EXTRACT section start

My husband said, "You are getting addicted to those oils". Well there was a period of a few years when I really needed to have them close in the event I needed to release fear or anxiety. Once I was in Sam's Club and a spirit of fear just hit me and I ran, well left quickly, and went home. It was after this that I started keeping the oils in my pockets and purse. I also found that when I would eat bad that I was more prone to a spirit of fear and anxiety. It was my observation that sugar, white flour, conventional dairy and meats in my diet would set things off. It is not that if I ate any amount of these I would feel fear but if I were eating more of these types of food rather than raw fruits & veggies, wheat grass, salads and my healthy stuff. It has taken me years of pressing on to develop a lifestyle of discipline that keeps me in the spirit of love, power and a sound mind. For me it has been in overcoming my past emotional baggage, or releasing it that I have been able to overcome other things. When you get rid of past negative emotional energy you have more room for Love, Peace and JOY !
I find that I am not as dependent on the oils as I was during those few years of deliverance. I believe the oils helped me to walk out of the patterns of fear into Perfect Love. I find that there are seasons when you will use oils more than others, for emotional, physical or spiritual reasons. Therapeutic grade essential oils have a very tiny molecular structure enabling them to penetrate your skin and get right to your DNA on a cellular level. All those little receptors on your cells (that do all your body/mind communicating) get so distorted from past trauma, cultural conditioning, (which is a form of abuse) pharmaceutical abuse, wrong diet, sedentary lifestyle, generational issues, and so on. Therapeutic Essential Oils work their magic/majesty in a way that God alone has fashioned them to do. I do believe they are the true medicine. The leaves on the trees ARE for the healing of the nations. If you need healing have an elder anoint/rub/Masach (Hebrew word for anoint) with oils that you may be healed, or just order some from my Young Living website and learn to be an elder yourself and take responsibility for your own healing.
My friend invited me to the Young Living meeting here in town. I sat next to a lady who randomly told me that she had been using Essential Oils for over 20 years and have not found an oil on the market more pure. I did not ask her for that information she volunteered it. I tried other oils and to date I will not put any other on my body. When I get a flu or cold I even take these oils internally. I diffuse them next to my bed every night. I have found that at times a drop of oil will satisfy me as much as a meal or a snack. Because our sense of smell is wired right to our lymphatic system the emotional seat of the brain, it satisfies as if we were living in the Garden of Eden once again. Wow ! Especially when I do a fast, if I use the oils they are so exhilarating to the emotions from having more energy to feeling an euphoric peaceful state.

EXTRACT section end
EXTRACTED INFORMATION section start

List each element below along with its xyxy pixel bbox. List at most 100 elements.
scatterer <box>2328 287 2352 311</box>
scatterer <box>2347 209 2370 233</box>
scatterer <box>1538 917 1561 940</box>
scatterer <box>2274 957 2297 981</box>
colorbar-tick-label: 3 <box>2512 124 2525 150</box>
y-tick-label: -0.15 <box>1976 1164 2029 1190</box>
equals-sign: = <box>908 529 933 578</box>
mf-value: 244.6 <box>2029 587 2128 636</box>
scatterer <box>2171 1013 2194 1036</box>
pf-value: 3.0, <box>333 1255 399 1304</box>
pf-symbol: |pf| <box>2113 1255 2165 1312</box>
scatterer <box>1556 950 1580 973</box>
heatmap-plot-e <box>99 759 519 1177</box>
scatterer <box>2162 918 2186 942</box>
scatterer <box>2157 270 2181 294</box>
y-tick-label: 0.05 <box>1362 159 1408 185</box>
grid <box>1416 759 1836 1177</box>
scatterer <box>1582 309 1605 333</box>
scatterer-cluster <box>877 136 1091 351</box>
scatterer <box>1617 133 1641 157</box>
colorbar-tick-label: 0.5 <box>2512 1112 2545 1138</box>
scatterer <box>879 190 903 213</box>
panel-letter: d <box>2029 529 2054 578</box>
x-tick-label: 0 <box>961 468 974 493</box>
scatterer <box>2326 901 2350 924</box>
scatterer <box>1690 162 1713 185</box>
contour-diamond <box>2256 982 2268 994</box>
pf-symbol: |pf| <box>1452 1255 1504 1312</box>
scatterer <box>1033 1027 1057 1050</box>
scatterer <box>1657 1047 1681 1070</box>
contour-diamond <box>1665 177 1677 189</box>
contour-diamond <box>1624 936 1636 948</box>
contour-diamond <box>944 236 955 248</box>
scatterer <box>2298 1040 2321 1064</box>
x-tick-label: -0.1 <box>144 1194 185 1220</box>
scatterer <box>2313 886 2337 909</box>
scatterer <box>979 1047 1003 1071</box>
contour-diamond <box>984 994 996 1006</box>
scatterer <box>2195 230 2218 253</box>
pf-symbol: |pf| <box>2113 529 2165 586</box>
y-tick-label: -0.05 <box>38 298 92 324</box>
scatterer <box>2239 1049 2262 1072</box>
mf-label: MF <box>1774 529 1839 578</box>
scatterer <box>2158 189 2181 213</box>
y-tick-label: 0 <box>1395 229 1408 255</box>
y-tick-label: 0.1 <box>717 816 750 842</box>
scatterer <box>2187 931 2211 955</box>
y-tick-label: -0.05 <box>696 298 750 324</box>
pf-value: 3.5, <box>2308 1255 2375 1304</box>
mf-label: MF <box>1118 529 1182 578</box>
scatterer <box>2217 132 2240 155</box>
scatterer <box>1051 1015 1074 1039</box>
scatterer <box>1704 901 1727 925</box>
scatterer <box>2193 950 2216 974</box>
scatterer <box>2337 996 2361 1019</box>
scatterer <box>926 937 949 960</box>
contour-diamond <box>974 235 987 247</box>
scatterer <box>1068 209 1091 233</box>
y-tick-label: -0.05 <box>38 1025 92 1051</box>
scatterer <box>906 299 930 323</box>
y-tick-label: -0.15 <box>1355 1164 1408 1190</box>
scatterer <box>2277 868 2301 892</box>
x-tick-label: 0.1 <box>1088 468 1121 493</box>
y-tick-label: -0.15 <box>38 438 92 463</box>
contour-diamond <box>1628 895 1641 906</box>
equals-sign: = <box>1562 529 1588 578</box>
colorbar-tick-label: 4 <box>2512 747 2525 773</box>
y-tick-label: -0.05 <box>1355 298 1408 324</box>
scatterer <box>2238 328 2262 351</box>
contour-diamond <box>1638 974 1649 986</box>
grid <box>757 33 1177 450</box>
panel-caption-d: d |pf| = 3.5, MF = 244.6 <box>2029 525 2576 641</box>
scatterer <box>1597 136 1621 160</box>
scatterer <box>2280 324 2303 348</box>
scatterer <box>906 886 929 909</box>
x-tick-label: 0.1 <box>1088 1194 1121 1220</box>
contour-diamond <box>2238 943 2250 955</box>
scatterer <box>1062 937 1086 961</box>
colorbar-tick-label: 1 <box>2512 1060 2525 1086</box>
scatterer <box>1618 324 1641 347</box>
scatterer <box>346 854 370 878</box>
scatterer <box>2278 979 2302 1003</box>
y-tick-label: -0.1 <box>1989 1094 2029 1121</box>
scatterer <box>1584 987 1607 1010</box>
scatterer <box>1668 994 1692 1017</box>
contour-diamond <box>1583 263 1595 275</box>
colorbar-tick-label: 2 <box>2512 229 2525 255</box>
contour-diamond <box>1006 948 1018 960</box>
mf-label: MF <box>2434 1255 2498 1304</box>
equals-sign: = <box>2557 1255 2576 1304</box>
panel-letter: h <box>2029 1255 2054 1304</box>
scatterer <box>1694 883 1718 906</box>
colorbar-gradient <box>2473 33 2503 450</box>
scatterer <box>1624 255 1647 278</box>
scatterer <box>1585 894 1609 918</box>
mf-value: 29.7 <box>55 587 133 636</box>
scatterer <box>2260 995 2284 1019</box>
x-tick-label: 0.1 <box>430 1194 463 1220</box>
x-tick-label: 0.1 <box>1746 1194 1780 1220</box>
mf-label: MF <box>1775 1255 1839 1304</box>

EXTRACTED INFORMATION section end

## PARTS OF THE EXERCISE
A) In the essential oils account, where did the writer start keeping the oils after the episode at Sam's Club?
B) Resume the essential oils account, starting after its final sentence.
The data above is separate from the essential oils account.

## RESPONSES PER TASK
A) In the writer's pockets and purse.

B)
I do think that was part of the curse when we were kicked out of the garden, that our emotional state would suffer for lack of the essential oils and scents wafting around in there. It is very hard these days to have normal emotional releases and stay light as a feather and keep going on with the pressures of life. I have found that using Therapeutic Grade Essential Oils from Young Living I can stay free of emotional baggage and live a CARE FREE life !
Visit my Young Living store by following the pink link in the upper right corner. Please email me at www.AromatherapyHealthToday@yahoo.com for any questions or thoughts regarding my posts or the oils. You may also comment here and I will respond. Thank You for taking the time to stop by the garden, again, and smell the roses.

Tuesday, October 13, 2009

Your 'Are' as you Perceive & Receive

I had a dream about ten years ago. I was being chased by leaders in my church and they were wearing Medical scrubs. That dream perplexed me for years, but I just set it on the back shelf in my mind and figured if God wanted me to know what it all meant in due time I would know. . .Well recently I was listening to a tape series called, "The Wisdom of Your Cells', by Bruce Lipton. It is an eight dvd series. During the first tape I remembered my dream and found the interpretation. Bruce was a medical doctor for sometime while continuing personal research on cells. He said that he found test results from test conducted over 100 years ago that prove that 'genes' do not control our lives. He began to do his own testing and found that it is rather our cell receptors that influence our lives and health. There are thousands of cell receptors on each cell. These receptors get 'tweaked' so to speak with all kinds of factors from media influence to diet, childhood trauma, cultural conditioning, and pharmaceutical drugs. Bruce also wrote a book titled, 'The Biology of Belief'. The conclusion is that the only thing that controls your life is your perception on reality. Our perception is distorted by a number of things. Someone will say, "Oh, I have asthma because my mother did. Well that might be the case but it is not because you genes tell you that you have asthma. You will have to get to the spiritual root of it and get rid of it that way. You may have something that is spiritual or emotionally passed down but it is nothing that can't be taken to the cross and dealt with if you will do so. The Bible says that the sins of our forefathers visit those up to the fourth generation of those who hated me.
Back to my dream. I learned in The Wisdom of Your cells about the history of how the practice of Allopathic Medicine along with Modern Science came to 'practice medicine' today. Bruce points out that medical practice along with most belief systems are based on 'Dogma' this meaning a belief that is not scientifically backed up. Let me insert a quote by Candace B. Pert, Ph.D. from her book, 'Molecules of Emotion'.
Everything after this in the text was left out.